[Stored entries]
+++++
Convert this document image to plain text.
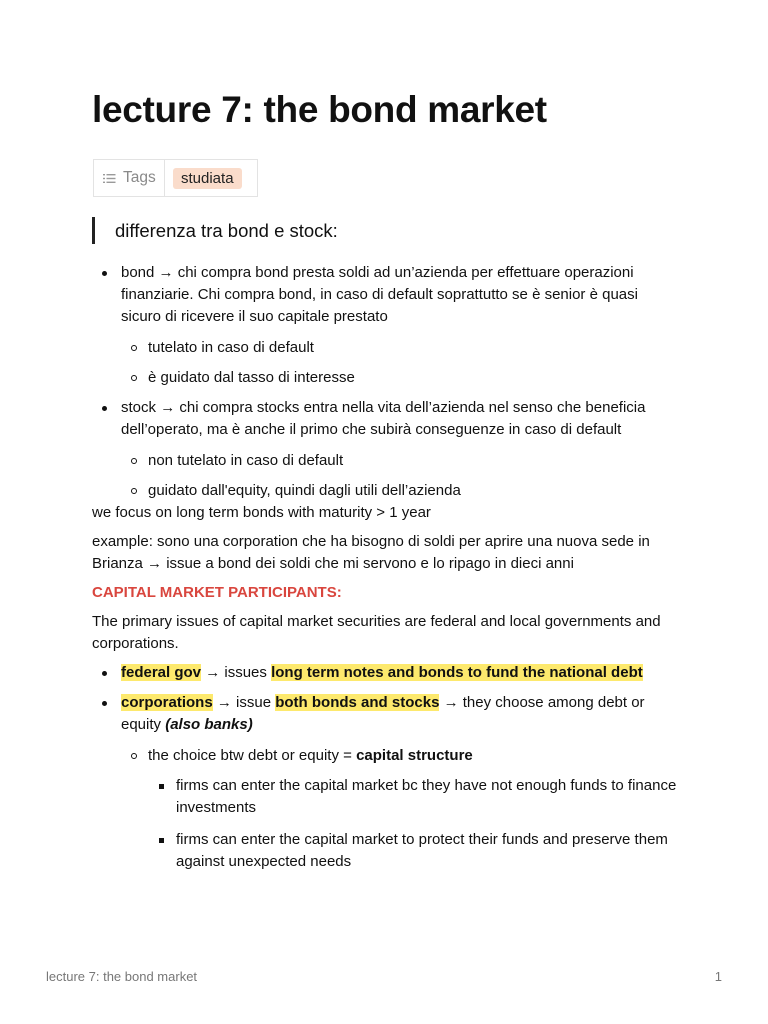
lecture 7: the bond market
Tags	studiata
differenza tra bond e stock:
bond → chi compra bond presta soldi ad un’azienda per effettuare operazioni finanziarie. Chi compra bond, in caso di default soprattutto se è senior è quasi sicuro di ricevere il suo capitale prestato
tutelato in caso di default
è guidato dal tasso di interesse
stock → chi compra stocks entra nella vita dell’azienda nel senso che beneficia dell’operato, ma è anche il primo che subirà conseguenze in caso di default
non tutelato in caso di default
guidato dall'equity, quindi dagli utili dell’azienda

we focus on long term bonds with maturity > 1 year

example: sono una corporation che ha bisogno di soldi per aprire una nuova sede in Brianza → issue a bond dei soldi che mi servono e lo ripago in dieci anni

CAPITAL MARKET PARTICIPANTS:

The primary issues of capital market securities are federal and local governments and corporations.

federal gov → issues long term notes and bonds to fund the national debt
corporations → issue both bonds and stocks → they choose among debt or equity (also banks)
the choice btw debt or equity = capital structure
firms can enter the capital market bc they have not enough funds to finance investments
firms can enter the capital market to protect their funds and preserve them against unexpected needs
lecture 7: the bond market	1
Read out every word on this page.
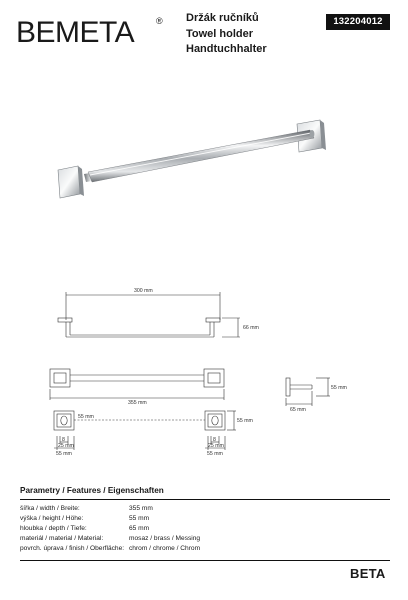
BEMETA ® Držák ručníků
Towel holder
Handtuchhalter
132204012
300 mm
66 mm
355 mm
55 mm
65 mm
55 mm
55 mm
8
25 mm
55 mm
8
25 mm
55 mm
Parametry / Features / Eigenschaften
šířka / width / Breite:	355 mm
výška / height / Höhe:	55 mm
hloubka / depth / Tiefe:	65 mm
materiál / material / Material:	mosaz / brass / Messing
povrch. úprava / finish / Oberfläche: chrom / chrome / Chrom
BETA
+++++
DIRECTIONS FOR THIS TASK
Give an exact copy of the material, leaving out every picture.

OUTPUT BELOW
Convert this document image to plain text.
lecture 7: the bond market
Tags	studiata
differenza tra bond e stock:
bond → chi compra bond presta soldi ad un’azienda per effettuare operazioni finanziarie. Chi compra bond, in caso di default soprattutto se è senior è quasi sicuro di ricevere il suo capitale prestato
tutelato in caso di default
è guidato dal tasso di interesse
stock → chi compra stocks entra nella vita dell’azienda nel senso che beneficia dell’operato, ma è anche il primo che subirà conseguenze in caso di default
non tutelato in caso di default
guidato dall'equity, quindi dagli utili dell’azienda

we focus on long term bonds with maturity > 1 year

example: sono una corporation che ha bisogno di soldi per aprire una nuova sede in Brianza → issue a bond dei soldi che mi servono e lo ripago in dieci anni

CAPITAL MARKET PARTICIPANTS:

The primary issues of capital market securities are federal and local governments and corporations.

federal gov → issues long term notes and bonds to fund the national debt
corporations → issue both bonds and stocks → they choose among debt or equity (also banks)
the choice btw debt or equity = capital structure
firms can enter the capital market bc they have not enough funds to finance investments
firms can enter the capital market to protect their funds and preserve them against unexpected needs
lecture 7: the bond market	1
Read out every word on this page.
BEMETA ® Držák ručníků
Towel holder
Handtuchhalter
132204012
300 mm
66 mm
355 mm
55 mm
65 mm
55 mm
55 mm
8
25 mm
55 mm
8
25 mm
55 mm
Parametry / Features / Eigenschaften
šířka / width / Breite:	355 mm
výška / height / Höhe:	55 mm
hloubka / depth / Tiefe:	65 mm
materiál / material / Material:	mosaz / brass / Messing
povrch. úprava / finish / Oberfläche: chrom / chrome / Chrom
BETA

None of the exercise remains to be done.